■ **GIVEN INFORMATION**:
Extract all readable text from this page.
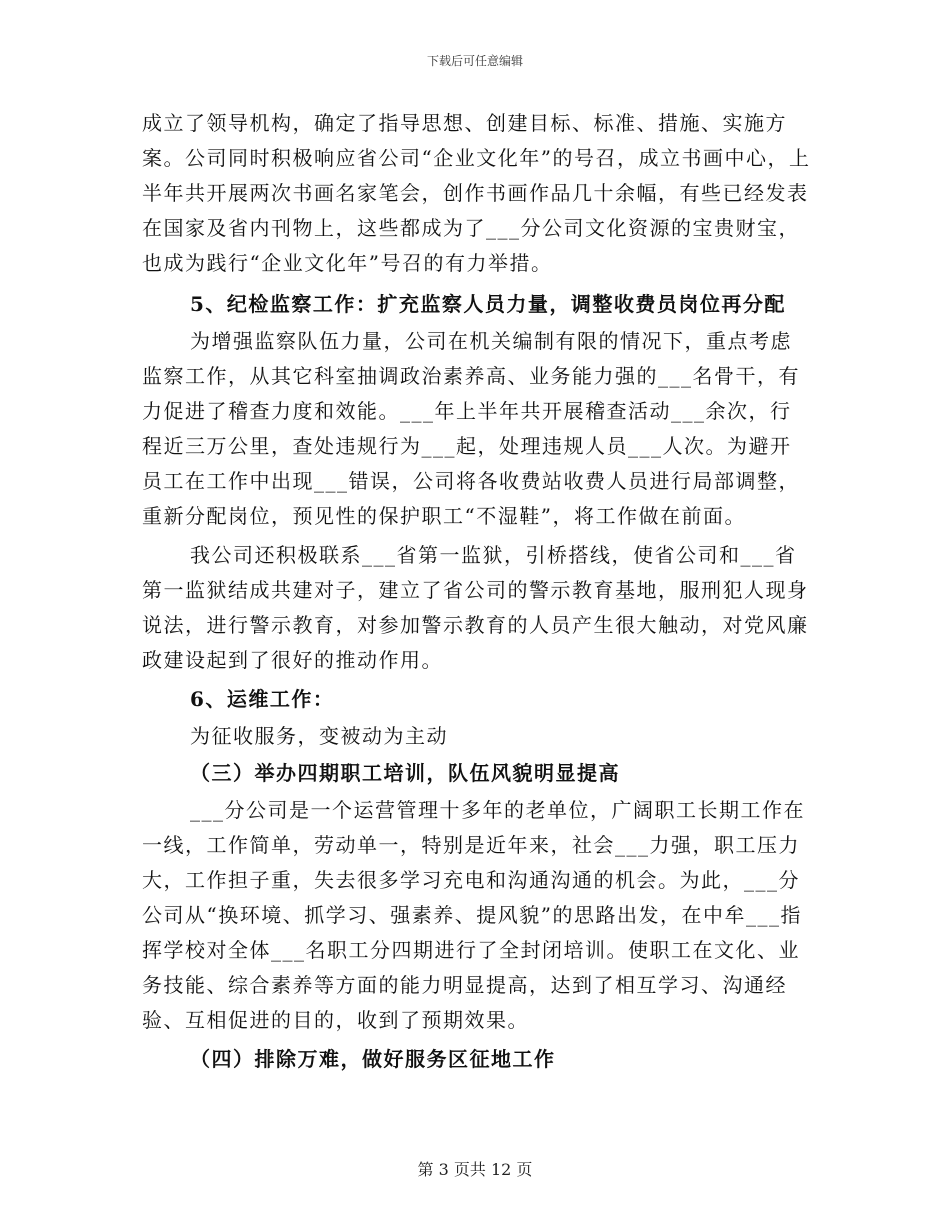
下载后可任意编辑

成立了领导机构，确定了指导思想、创建目标、标准、措施、实施方案。公司同时积极响应省公司“企业文化年”的号召，成立书画中心，上半年共开展两次书画名家笔会，创作书画作品几十余幅，有些已经发表在国家及省内刊物上，这些都成为了___分公司文化资源的宝贵财宝，也成为践行“企业文化年”号召的有力举措。

5、纪检监察工作：扩充监察人员力量，调整收费员岗位再分配

为增强监察队伍力量，公司在机关编制有限的情况下，重点考虑监察工作，从其它科室抽调政治素养高、业务能力强的___名骨干，有力促进了稽查力度和效能。___年上半年共开展稽查活动___余次，行程近三万公里，查处违规行为___起，处理违规人员___人次。为避开员工在工作中出现___错误，公司将各收费站收费人员进行局部调整，重新分配岗位，预见性的保护职工“不湿鞋”，将工作做在前面。

我公司还积极联系___省第一监狱，引桥搭线，使省公司和___省第一监狱结成共建对子，建立了省公司的警示教育基地，服刑犯人现身说法，进行警示教育，对参加警示教育的人员产生很大触动，对党风廉政建设起到了很好的推动作用。

6、运维工作：

为征收服务，变被动为主动

（三）举办四期职工培训，队伍风貌明显提高

___分公司是一个运营管理十多年的老单位，广阔职工长期工作在一线，工作简单，劳动单一，特别是近年来，社会___力强，职工压力大，工作担子重，失去很多学习充电和沟通沟通的机会。为此，___分公司从“换环境、抓学习、强素养、提风貌”的思路出发，在中牟___指挥学校对全体___名职工分四期进行了全封闭培训。使职工在文化、业务技能、综合素养等方面的能力明显提高，达到了相互学习、沟通经验、互相促进的目的，收到了预期效果。

（四）排除万难，做好服务区征地工作

第 3 页共 12 页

■ **TASK DIRECTIONS**: Exactly as written, return every line of the listing, but not the pictures.

■ **TASK OUTPUT**:
Extract all readable text from this page.
下载后可任意编辑

成立了领导机构，确定了指导思想、创建目标、标准、措施、实施方案。公司同时积极响应省公司“企业文化年”的号召，成立书画中心，上半年共开展两次书画名家笔会，创作书画作品几十余幅，有些已经发表在国家及省内刊物上，这些都成为了___分公司文化资源的宝贵财宝，也成为践行“企业文化年”号召的有力举措。

5、纪检监察工作：扩充监察人员力量，调整收费员岗位再分配

为增强监察队伍力量，公司在机关编制有限的情况下，重点考虑监察工作，从其它科室抽调政治素养高、业务能力强的___名骨干，有力促进了稽查力度和效能。___年上半年共开展稽查活动___余次，行程近三万公里，查处违规行为___起，处理违规人员___人次。为避开员工在工作中出现___错误，公司将各收费站收费人员进行局部调整，重新分配岗位，预见性的保护职工“不湿鞋”，将工作做在前面。

我公司还积极联系___省第一监狱，引桥搭线，使省公司和___省第一监狱结成共建对子，建立了省公司的警示教育基地，服刑犯人现身说法，进行警示教育，对参加警示教育的人员产生很大触动，对党风廉政建设起到了很好的推动作用。

6、运维工作：

为征收服务，变被动为主动

（三）举办四期职工培训，队伍风貌明显提高

___分公司是一个运营管理十多年的老单位，广阔职工长期工作在一线，工作简单，劳动单一，特别是近年来，社会___力强，职工压力大，工作担子重，失去很多学习充电和沟通沟通的机会。为此，___分公司从“换环境、抓学习、强素养、提风貌”的思路出发，在中牟___指挥学校对全体___名职工分四期进行了全封闭培训。使职工在文化、业务技能、综合素养等方面的能力明显提高，达到了相互学习、沟通经验、互相促进的目的，收到了预期效果。

（四）排除万难，做好服务区征地工作

第 3 页共 12 页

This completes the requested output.